- _EXERCISE BRIEF_
Below are records; count the lines that contain "Bias" and give only the total.

--- BEGIN DATA SUPPLIED ---

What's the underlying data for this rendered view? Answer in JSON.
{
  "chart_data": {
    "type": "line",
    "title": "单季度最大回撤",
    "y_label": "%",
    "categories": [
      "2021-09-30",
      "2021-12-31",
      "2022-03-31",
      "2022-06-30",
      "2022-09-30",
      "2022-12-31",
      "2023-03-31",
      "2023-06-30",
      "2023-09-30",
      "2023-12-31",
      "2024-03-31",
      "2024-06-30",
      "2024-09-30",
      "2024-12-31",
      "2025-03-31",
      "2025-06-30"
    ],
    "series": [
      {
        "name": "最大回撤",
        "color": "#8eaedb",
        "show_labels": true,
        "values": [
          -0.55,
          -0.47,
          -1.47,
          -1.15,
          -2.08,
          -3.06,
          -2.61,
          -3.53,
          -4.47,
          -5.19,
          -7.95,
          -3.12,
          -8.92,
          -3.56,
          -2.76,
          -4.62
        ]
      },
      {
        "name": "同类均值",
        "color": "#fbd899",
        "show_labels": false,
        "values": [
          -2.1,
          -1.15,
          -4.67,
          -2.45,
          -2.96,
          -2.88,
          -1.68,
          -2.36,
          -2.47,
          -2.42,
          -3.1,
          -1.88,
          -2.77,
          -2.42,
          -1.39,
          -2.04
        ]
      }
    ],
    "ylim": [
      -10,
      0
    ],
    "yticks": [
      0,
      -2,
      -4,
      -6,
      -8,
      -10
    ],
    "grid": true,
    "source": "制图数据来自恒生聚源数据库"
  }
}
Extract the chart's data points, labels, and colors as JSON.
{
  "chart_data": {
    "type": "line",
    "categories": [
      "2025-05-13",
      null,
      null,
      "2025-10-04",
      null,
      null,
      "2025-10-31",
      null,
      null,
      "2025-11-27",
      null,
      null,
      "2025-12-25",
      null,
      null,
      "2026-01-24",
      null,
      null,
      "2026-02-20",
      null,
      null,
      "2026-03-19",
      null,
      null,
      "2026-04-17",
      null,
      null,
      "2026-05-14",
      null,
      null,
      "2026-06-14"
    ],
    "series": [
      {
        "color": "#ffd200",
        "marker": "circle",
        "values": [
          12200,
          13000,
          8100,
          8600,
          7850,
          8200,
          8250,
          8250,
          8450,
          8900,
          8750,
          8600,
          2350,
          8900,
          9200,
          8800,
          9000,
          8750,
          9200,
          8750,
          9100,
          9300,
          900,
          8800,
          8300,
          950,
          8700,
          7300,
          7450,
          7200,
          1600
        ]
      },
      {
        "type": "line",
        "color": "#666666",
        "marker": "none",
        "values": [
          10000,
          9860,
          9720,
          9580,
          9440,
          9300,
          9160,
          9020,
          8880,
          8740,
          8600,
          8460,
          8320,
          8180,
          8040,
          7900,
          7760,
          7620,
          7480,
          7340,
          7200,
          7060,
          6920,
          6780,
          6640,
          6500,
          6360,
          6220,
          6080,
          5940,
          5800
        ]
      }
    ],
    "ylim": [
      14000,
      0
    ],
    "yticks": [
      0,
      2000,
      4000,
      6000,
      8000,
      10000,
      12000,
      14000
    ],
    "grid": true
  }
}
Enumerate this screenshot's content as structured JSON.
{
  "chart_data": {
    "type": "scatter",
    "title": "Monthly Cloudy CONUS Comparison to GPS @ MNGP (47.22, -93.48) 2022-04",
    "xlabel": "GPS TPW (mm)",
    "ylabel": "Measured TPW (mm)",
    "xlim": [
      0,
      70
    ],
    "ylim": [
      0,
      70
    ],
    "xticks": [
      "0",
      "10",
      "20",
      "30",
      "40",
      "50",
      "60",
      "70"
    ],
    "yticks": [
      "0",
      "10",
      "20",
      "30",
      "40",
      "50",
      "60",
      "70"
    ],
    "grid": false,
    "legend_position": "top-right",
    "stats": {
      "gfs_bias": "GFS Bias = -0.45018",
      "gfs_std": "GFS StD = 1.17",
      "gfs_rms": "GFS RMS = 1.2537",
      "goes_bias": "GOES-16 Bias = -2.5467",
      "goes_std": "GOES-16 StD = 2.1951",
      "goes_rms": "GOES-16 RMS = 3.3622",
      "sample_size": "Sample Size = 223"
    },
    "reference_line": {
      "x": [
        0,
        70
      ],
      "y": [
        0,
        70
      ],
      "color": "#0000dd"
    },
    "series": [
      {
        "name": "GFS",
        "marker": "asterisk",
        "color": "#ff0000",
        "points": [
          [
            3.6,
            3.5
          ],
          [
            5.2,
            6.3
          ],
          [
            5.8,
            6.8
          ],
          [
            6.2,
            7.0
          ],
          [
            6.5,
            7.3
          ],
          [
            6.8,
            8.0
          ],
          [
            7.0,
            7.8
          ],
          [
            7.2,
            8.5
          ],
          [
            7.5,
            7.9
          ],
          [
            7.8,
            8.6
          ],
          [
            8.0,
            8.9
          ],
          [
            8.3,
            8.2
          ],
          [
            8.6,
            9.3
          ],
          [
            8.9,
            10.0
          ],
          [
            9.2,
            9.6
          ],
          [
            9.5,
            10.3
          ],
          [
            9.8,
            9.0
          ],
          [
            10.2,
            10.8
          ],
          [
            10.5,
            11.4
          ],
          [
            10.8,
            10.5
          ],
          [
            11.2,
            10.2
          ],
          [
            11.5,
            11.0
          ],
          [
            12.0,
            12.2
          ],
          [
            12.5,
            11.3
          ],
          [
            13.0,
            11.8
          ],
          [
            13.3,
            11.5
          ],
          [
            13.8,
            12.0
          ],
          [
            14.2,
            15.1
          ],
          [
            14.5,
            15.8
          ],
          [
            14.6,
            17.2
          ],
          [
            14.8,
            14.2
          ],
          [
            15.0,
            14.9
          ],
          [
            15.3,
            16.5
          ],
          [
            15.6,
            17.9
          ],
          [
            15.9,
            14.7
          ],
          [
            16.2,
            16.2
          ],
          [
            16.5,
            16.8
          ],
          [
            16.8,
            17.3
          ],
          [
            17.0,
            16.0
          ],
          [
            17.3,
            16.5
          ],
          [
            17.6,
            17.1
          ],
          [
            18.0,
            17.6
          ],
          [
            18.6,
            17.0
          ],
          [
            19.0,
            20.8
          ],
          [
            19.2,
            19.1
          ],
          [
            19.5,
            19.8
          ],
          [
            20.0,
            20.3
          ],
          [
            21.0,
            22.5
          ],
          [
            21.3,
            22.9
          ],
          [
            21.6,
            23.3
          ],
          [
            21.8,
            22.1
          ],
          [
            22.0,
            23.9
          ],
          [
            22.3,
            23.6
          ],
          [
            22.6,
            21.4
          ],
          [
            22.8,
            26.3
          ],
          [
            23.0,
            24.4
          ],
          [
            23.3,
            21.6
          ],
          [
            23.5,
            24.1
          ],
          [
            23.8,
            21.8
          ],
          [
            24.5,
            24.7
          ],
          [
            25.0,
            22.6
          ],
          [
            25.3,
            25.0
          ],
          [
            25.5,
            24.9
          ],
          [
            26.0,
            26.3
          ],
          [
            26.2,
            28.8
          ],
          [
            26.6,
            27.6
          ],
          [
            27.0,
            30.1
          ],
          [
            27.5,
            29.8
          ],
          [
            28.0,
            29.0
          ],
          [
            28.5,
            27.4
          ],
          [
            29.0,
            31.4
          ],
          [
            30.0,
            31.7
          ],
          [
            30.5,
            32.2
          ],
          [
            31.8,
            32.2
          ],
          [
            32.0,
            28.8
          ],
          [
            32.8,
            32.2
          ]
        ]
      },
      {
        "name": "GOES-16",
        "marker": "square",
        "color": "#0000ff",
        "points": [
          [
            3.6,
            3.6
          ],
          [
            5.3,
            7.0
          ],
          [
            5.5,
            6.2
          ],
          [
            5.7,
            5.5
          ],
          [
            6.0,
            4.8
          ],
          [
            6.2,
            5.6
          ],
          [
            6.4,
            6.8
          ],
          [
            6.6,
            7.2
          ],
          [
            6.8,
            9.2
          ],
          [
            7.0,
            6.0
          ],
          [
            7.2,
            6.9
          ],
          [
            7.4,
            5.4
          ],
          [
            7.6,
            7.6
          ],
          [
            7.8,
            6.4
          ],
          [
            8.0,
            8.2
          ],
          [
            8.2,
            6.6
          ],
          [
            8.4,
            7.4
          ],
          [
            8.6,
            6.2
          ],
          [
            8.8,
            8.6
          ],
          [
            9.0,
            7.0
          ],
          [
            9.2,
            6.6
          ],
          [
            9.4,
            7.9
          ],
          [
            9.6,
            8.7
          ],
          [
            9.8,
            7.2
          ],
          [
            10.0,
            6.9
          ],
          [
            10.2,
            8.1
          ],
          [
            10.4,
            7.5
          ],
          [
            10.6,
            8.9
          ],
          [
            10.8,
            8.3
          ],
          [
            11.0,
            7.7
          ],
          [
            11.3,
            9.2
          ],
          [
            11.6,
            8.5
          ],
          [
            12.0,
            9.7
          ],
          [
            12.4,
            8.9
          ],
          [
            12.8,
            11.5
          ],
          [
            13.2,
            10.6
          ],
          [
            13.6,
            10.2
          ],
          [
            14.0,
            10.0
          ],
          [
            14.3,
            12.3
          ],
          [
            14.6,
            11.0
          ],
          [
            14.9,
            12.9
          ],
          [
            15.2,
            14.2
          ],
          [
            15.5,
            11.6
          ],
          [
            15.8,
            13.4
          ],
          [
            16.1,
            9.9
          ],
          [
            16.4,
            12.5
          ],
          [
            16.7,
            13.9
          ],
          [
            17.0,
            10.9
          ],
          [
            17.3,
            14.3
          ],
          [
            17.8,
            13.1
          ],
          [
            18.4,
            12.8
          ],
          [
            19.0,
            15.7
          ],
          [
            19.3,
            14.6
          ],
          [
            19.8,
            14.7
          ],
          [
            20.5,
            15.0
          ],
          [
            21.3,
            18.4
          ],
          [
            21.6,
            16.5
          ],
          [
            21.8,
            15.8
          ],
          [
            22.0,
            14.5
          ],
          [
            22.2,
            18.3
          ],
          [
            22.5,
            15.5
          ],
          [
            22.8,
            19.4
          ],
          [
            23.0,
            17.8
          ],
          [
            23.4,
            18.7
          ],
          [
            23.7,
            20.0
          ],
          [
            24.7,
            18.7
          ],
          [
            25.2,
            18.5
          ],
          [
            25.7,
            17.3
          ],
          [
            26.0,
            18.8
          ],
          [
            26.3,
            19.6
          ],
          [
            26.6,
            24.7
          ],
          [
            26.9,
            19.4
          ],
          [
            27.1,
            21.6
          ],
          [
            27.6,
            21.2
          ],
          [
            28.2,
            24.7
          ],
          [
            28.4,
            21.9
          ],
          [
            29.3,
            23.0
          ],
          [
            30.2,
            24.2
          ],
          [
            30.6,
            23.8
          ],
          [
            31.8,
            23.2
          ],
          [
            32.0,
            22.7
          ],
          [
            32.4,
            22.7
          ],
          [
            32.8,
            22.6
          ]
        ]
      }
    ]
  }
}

--- END DATA SUPPLIED ---

- _RESPONSE BELOW_
2